• INPUT DATA
____________________

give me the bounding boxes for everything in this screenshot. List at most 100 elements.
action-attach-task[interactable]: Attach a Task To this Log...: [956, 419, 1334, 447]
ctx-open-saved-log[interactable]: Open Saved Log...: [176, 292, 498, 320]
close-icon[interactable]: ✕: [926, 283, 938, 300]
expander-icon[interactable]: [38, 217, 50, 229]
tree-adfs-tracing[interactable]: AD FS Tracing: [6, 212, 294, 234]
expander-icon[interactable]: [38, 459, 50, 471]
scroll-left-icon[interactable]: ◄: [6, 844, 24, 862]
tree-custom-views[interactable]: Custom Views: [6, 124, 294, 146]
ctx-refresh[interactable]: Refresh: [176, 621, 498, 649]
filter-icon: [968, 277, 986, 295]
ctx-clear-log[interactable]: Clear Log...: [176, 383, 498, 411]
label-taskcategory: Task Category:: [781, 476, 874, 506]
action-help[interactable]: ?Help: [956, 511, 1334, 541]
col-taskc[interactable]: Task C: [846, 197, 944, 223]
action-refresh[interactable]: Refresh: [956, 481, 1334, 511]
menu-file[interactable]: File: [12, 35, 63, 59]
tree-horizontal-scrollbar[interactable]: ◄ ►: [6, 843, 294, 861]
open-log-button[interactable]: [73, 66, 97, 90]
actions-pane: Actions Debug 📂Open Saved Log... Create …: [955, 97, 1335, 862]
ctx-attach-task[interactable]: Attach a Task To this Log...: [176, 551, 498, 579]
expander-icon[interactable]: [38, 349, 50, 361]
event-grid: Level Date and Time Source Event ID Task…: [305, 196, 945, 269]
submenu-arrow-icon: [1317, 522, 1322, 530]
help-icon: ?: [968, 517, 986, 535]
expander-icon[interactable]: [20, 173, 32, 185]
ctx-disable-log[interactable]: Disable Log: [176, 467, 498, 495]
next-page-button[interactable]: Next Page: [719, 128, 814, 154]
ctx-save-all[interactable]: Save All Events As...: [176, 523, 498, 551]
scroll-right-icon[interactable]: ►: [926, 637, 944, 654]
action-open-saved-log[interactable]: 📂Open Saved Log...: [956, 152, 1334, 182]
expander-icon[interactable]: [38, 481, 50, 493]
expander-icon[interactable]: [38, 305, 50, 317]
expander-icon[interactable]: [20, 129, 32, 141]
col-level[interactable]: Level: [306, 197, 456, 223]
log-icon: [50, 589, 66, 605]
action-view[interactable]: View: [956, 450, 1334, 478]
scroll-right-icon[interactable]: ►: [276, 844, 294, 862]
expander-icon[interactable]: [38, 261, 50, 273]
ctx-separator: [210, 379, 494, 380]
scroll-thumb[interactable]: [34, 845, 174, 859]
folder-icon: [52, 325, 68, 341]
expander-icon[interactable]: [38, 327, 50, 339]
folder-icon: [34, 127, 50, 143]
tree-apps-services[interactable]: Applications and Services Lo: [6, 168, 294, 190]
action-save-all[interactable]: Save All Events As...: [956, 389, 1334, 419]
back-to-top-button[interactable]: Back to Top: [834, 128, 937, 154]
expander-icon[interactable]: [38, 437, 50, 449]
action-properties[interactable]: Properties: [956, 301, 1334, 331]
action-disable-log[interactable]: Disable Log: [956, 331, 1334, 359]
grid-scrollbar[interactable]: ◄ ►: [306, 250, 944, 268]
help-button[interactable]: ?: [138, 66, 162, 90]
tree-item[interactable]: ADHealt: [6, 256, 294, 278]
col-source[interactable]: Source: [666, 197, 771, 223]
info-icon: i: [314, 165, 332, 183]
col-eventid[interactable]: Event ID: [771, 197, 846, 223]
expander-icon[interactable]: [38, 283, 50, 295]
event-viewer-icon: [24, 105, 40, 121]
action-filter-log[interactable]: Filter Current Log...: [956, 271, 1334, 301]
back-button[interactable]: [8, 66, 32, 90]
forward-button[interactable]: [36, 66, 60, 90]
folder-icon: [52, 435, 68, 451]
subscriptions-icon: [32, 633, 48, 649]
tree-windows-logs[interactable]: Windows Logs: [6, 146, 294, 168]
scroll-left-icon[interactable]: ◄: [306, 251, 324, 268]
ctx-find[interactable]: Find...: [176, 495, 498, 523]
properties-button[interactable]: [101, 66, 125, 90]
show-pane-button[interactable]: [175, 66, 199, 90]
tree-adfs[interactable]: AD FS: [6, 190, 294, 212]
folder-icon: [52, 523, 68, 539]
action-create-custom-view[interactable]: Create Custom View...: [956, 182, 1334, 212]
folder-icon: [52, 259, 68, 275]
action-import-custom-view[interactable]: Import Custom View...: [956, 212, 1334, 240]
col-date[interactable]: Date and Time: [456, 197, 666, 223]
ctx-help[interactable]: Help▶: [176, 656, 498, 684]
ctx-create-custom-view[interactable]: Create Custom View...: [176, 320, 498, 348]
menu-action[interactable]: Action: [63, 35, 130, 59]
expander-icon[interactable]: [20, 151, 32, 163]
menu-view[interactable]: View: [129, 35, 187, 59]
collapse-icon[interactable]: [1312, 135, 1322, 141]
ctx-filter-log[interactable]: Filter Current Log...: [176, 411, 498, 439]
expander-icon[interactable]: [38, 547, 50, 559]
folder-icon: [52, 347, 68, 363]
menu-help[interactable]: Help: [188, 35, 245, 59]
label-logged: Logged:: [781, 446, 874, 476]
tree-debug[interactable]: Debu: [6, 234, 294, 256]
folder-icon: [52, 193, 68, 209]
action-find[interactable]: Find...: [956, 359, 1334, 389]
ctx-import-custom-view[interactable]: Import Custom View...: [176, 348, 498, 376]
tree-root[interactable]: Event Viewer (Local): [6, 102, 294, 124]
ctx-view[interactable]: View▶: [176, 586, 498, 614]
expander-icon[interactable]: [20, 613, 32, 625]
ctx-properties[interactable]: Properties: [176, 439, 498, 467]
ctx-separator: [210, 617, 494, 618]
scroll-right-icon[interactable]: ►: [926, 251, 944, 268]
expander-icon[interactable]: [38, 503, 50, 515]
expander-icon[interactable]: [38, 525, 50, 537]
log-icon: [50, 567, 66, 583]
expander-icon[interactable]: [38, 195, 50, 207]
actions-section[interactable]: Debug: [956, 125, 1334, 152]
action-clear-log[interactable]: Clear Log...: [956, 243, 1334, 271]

____________________

• EXERCISE REQUIREMENTS
Write each of the lines above as a string in a single JSON list, one string per line, and leave out any blank lines.

• SOLUTION
[
  "give me the bounding boxes for everything in this screenshot. List at most 100 elements.",
  "action-attach-task[interactable]: Attach a Task To this Log...: [956, 419, 1334, 447]",
  "ctx-open-saved-log[interactable]: Open Saved Log...: [176, 292, 498, 320]",
  "close-icon[interactable]: ✕: [926, 283, 938, 300]",
  "expander-icon[interactable]: [38, 217, 50, 229]",
  "tree-adfs-tracing[interactable]: AD FS Tracing: [6, 212, 294, 234]",
  "expander-icon[interactable]: [38, 459, 50, 471]",
  "scroll-left-icon[interactable]: ◄: [6, 844, 24, 862]",
  "tree-custom-views[interactable]: Custom Views: [6, 124, 294, 146]",
  "ctx-refresh[interactable]: Refresh: [176, 621, 498, 649]",
  "filter-icon: [968, 277, 986, 295]",
  "ctx-clear-log[interactable]: Clear Log...: [176, 383, 498, 411]",
  "label-taskcategory: Task Category:: [781, 476, 874, 506]",
  "action-help[interactable]: ?Help: [956, 511, 1334, 541]",
  "col-taskc[interactable]: Task C: [846, 197, 944, 223]",
  "action-refresh[interactable]: Refresh: [956, 481, 1334, 511]",
  "menu-file[interactable]: File: [12, 35, 63, 59]",
  "tree-horizontal-scrollbar[interactable]: ◄ ►: [6, 843, 294, 861]",
  "open-log-button[interactable]: [73, 66, 97, 90]",
  "actions-pane: Actions Debug 📂Open Saved Log... Create …: [955, 97, 1335, 862]",
  "ctx-attach-task[interactable]: Attach a Task To this Log...: [176, 551, 498, 579]",
  "expander-icon[interactable]: [38, 349, 50, 361]",
  "event-grid: Level Date and Time Source Event ID Task…: [305, 196, 945, 269]",
  "submenu-arrow-icon: [1317, 522, 1322, 530]",
  "help-icon: ?: [968, 517, 986, 535]",
  "expander-icon[interactable]: [20, 173, 32, 185]",
  "ctx-disable-log[interactable]: Disable Log: [176, 467, 498, 495]",
  "next-page-button[interactable]: Next Page: [719, 128, 814, 154]",
  "ctx-save-all[interactable]: Save All Events As...: [176, 523, 498, 551]",
  "scroll-right-icon[interactable]: ►: [926, 637, 944, 654]",
  "action-open-saved-log[interactable]: 📂Open Saved Log...: [956, 152, 1334, 182]",
  "expander-icon[interactable]: [38, 481, 50, 493]",
  "expander-icon[interactable]: [38, 305, 50, 317]",
  "expander-icon[interactable]: [20, 129, 32, 141]",
  "col-level[interactable]: Level: [306, 197, 456, 223]",
  "log-icon: [50, 589, 66, 605]",
  "action-view[interactable]: View: [956, 450, 1334, 478]",
  "scroll-right-icon[interactable]: ►: [276, 844, 294, 862]",
  "expander-icon[interactable]: [38, 261, 50, 273]",
  "ctx-separator: [210, 379, 494, 380]",
  "scroll-thumb[interactable]: [34, 845, 174, 859]",
  "folder-icon: [52, 325, 68, 341]",
  "expander-icon[interactable]: [38, 327, 50, 339]",
  "folder-icon: [34, 127, 50, 143]",
  "tree-apps-services[interactable]: Applications and Services Lo: [6, 168, 294, 190]",
  "action-save-all[interactable]: Save All Events As...: [956, 389, 1334, 419]",
  "back-to-top-button[interactable]: Back to Top: [834, 128, 937, 154]",
  "expander-icon[interactable]: [38, 437, 50, 449]",
  "action-properties[interactable]: Properties: [956, 301, 1334, 331]",
  "action-disable-log[interactable]: Disable Log: [956, 331, 1334, 359]",
  "grid-scrollbar[interactable]: ◄ ►: [306, 250, 944, 268]",
  "help-button[interactable]: ?: [138, 66, 162, 90]",
  "tree-item[interactable]: ADHealt: [6, 256, 294, 278]",
  "col-source[interactable]: Source: [666, 197, 771, 223]",
  "info-icon: i: [314, 165, 332, 183]",
  "col-eventid[interactable]: Event ID: [771, 197, 846, 223]",
  "expander-icon[interactable]: [38, 283, 50, 295]",
  "event-viewer-icon: [24, 105, 40, 121]",
  "action-filter-log[interactable]: Filter Current Log...: [956, 271, 1334, 301]",
  "back-button[interactable]: [8, 66, 32, 90]",
  "forward-button[interactable]: [36, 66, 60, 90]",
  "folder-icon: [52, 435, 68, 451]",
  "subscriptions-icon: [32, 633, 48, 649]",
  "tree-windows-logs[interactable]: Windows Logs: [6, 146, 294, 168]",
  "scroll-left-icon[interactable]: ◄: [306, 251, 324, 268]",
  "ctx-find[interactable]: Find...: [176, 495, 498, 523]",
  "properties-button[interactable]: [101, 66, 125, 90]",
  "show-pane-button[interactable]: [175, 66, 199, 90]",
  "tree-adfs[interactable]: AD FS: [6, 190, 294, 212]",
  "folder-icon: [52, 523, 68, 539]",
  "action-create-custom-view[interactable]: Create Custom View...: [956, 182, 1334, 212]",
  "folder-icon: [52, 259, 68, 275]",
  "action-import-custom-view[interactable]: Import Custom View...: [956, 212, 1334, 240]",
  "col-date[interactable]: Date and Time: [456, 197, 666, 223]",
  "ctx-help[interactable]: Help▶: [176, 656, 498, 684]",
  "ctx-create-custom-view[interactable]: Create Custom View...: [176, 320, 498, 348]",
  "menu-action[interactable]: Action: [63, 35, 130, 59]",
  "expander-icon[interactable]: [20, 151, 32, 163]",
  "menu-view[interactable]: View: [129, 35, 187, 59]",
  "collapse-icon[interactable]: [1312, 135, 1322, 141]",
  "ctx-filter-log[interactable]: Filter Current Log...: [176, 411, 498, 439]",
  "expander-icon[interactable]: [38, 547, 50, 559]",
  "folder-icon: [52, 347, 68, 363]",
  "menu-help[interactable]: Help: [188, 35, 245, 59]",
  "label-logged: Logged:: [781, 446, 874, 476]",
  "tree-debug[interactable]: Debu: [6, 234, 294, 256]",
  "folder-icon: [52, 193, 68, 209]",
  "action-find[interactable]: Find...: [956, 359, 1334, 389]",
  "ctx-import-custom-view[interactable]: Import Custom View...: [176, 348, 498, 376]",
  "tree-root[interactable]: Event Viewer (Local): [6, 102, 294, 124]",
  "ctx-view[interactable]: View▶: [176, 586, 498, 614]",
  "expander-icon[interactable]: [20, 613, 32, 625]",
  "ctx-properties[interactable]: Properties: [176, 439, 498, 467]",
  "ctx-separator: [210, 617, 494, 618]",
  "scroll-right-icon[interactable]: ►: [926, 251, 944, 268]",
  "expander-icon[interactable]: [38, 503, 50, 515]",
  "expander-icon[interactable]: [38, 525, 50, 537]",
  "log-icon: [50, 567, 66, 583]",
  "expander-icon[interactable]: [38, 195, 50, 207]",
  "actions-section[interactable]: Debug: [956, 125, 1334, 152]",
  "action-clear-log[interactable]: Clear Log...: [956, 243, 1334, 271]"
]